## Direction
Repeat all of the material below exactly as written, images excluded.

(Records excerpted from a collection)
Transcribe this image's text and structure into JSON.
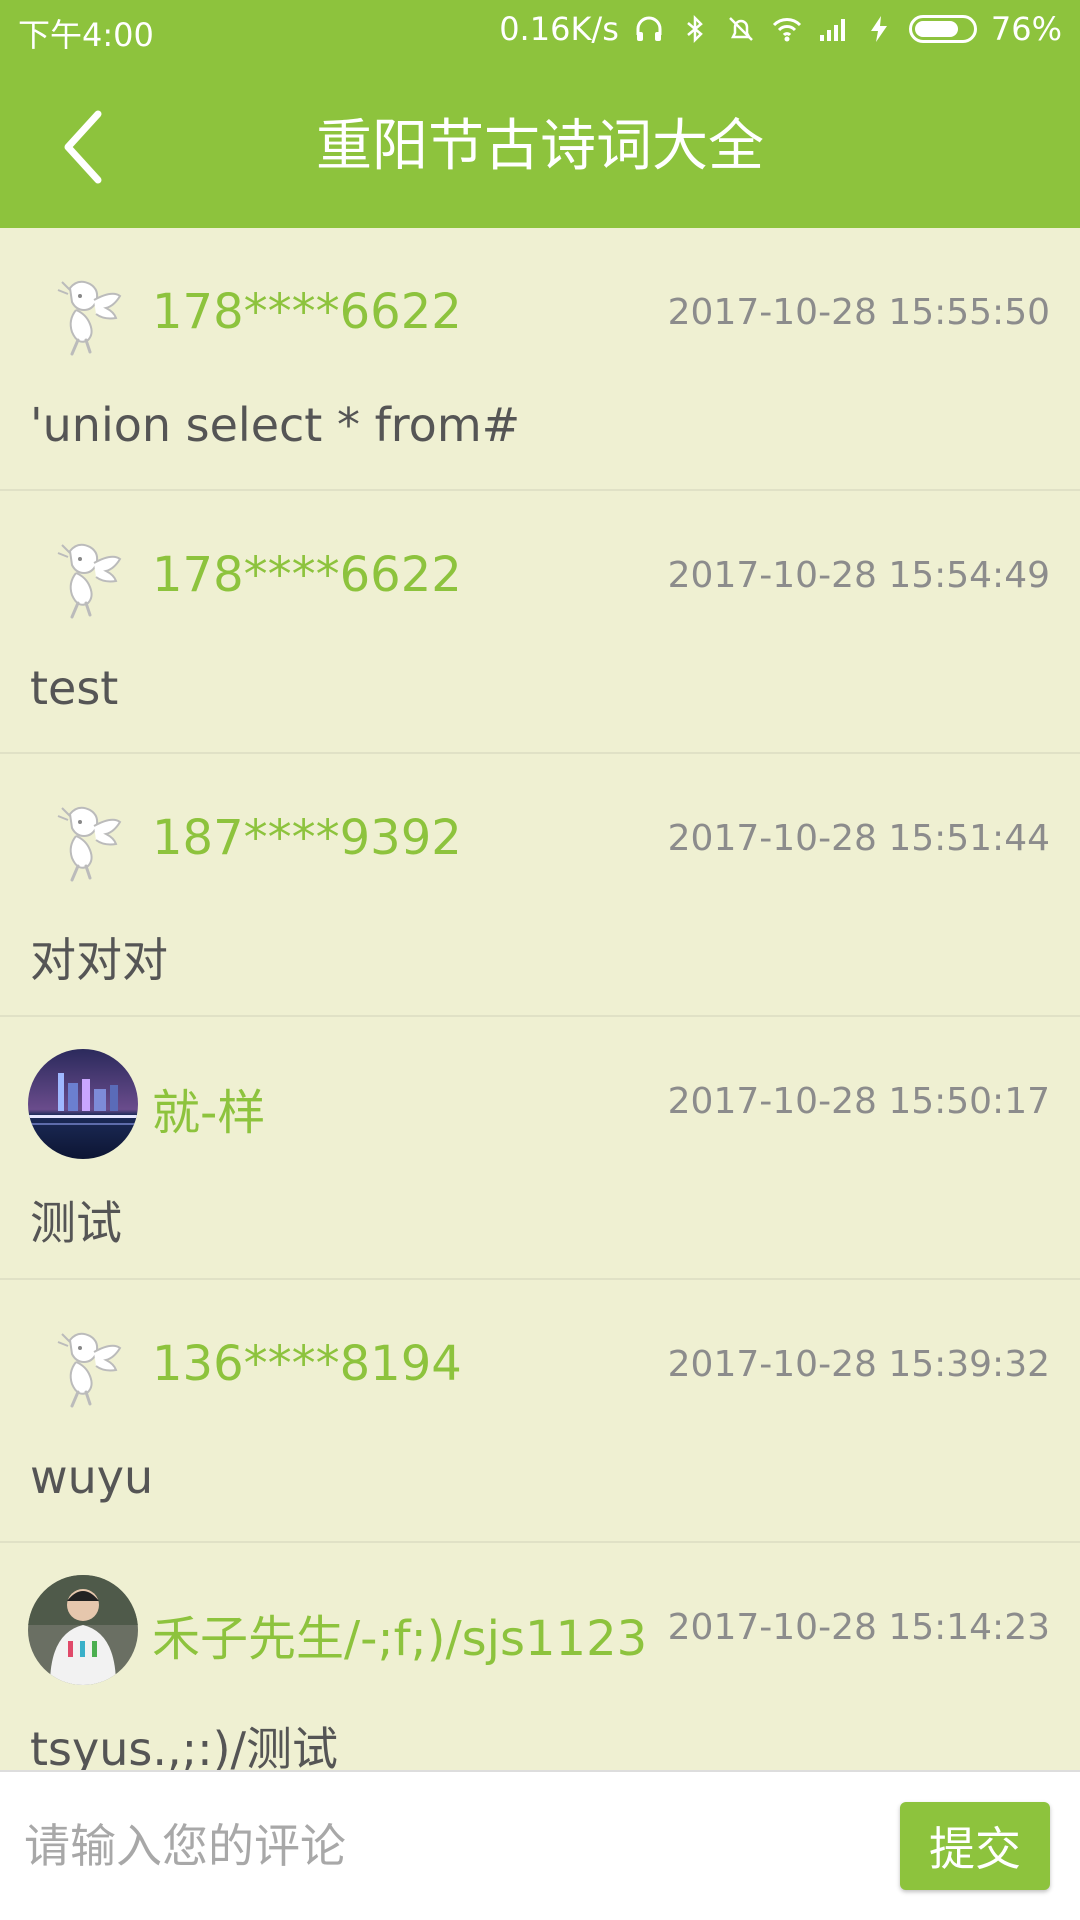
{
  "status_bar": {
    "time": "下午4:00",
    "network_speed": "0.16K/s",
    "battery_percent": "76%",
    "battery_level": 0.76,
    "icons": [
      "headset-icon",
      "bluetooth-icon",
      "mute-icon",
      "wifi-icon",
      "signal-icon",
      "charging-icon",
      "battery-icon"
    ]
  },
  "header": {
    "title": "重阳节古诗词大全",
    "back_icon": "back-arrow-icon"
  },
  "comments": [
    {
      "user": "178****6622",
      "time": "2017-10-28 15:55:50",
      "text": "'union select * from#",
      "avatar": "default-dragon"
    },
    {
      "user": "178****6622",
      "time": "2017-10-28 15:54:49",
      "text": "test",
      "avatar": "default-dragon"
    },
    {
      "user": "187****9392",
      "time": "2017-10-28 15:51:44",
      "text": "对对对",
      "avatar": "default-dragon"
    },
    {
      "user": "就-样",
      "time": "2017-10-28 15:50:17",
      "text": "测试",
      "avatar": "city-night-photo"
    },
    {
      "user": "136****8194",
      "time": "2017-10-28 15:39:32",
      "text": "wuyu",
      "avatar": "default-dragon"
    },
    {
      "user": "禾子先生/-;f;)/sjs1123",
      "time": "2017-10-28 15:14:23",
      "text": "tsyus.,;:)/测试",
      "avatar": "person-photo"
    }
  ],
  "composer": {
    "placeholder": "请输入您的评论",
    "value": "",
    "submit_label": "提交"
  },
  "colors": {
    "accent": "#8dc33d",
    "list_background": "#eff0d2",
    "timestamp": "#8c8c8c",
    "content_text": "#555555"
  }
}
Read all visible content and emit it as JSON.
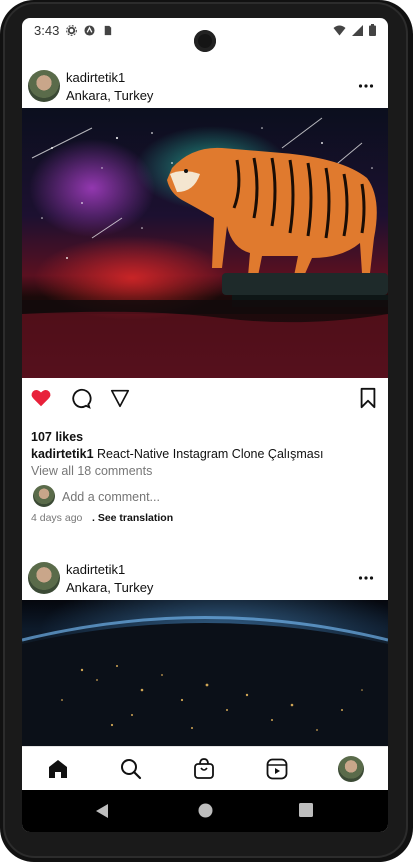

## Task answer
Transcribe this image's text and structure into JSON.
{
  "status_bar": {
    "time": "下午4:00",
    "network_speed": "0.16K/s",
    "battery_percent": "76%",
    "battery_level": 0.76,
    "icons": [
      "headset-icon",
      "bluetooth-icon",
      "mute-icon",
      "wifi-icon",
      "signal-icon",
      "charging-icon",
      "battery-icon"
    ]
  },
  "header": {
    "title": "重阳节古诗词大全",
    "back_icon": "back-arrow-icon"
  },
  "comments": [
    {
      "user": "178****6622",
      "time": "2017-10-28 15:55:50",
      "text": "'union select * from#",
      "avatar": "default-dragon"
    },
    {
      "user": "178****6622",
      "time": "2017-10-28 15:54:49",
      "text": "test",
      "avatar": "default-dragon"
    },
    {
      "user": "187****9392",
      "time": "2017-10-28 15:51:44",
      "text": "对对对",
      "avatar": "default-dragon"
    },
    {
      "user": "就-样",
      "time": "2017-10-28 15:50:17",
      "text": "测试",
      "avatar": "city-night-photo"
    },
    {
      "user": "136****8194",
      "time": "2017-10-28 15:39:32",
      "text": "wuyu",
      "avatar": "default-dragon"
    },
    {
      "user": "禾子先生/-;f;)/sjs1123",
      "time": "2017-10-28 15:14:23",
      "text": "tsyus.,;:)/测试",
      "avatar": "person-photo"
    }
  ],
  "composer": {
    "placeholder": "请输入您的评论",
    "value": "",
    "submit_label": "提交"
  },
  "colors": {
    "accent": "#8dc33d",
    "list_background": "#eff0d2",
    "timestamp": "#8c8c8c",
    "content_text": "#555555"
  }
}
Read all visible content and emit it as JSON.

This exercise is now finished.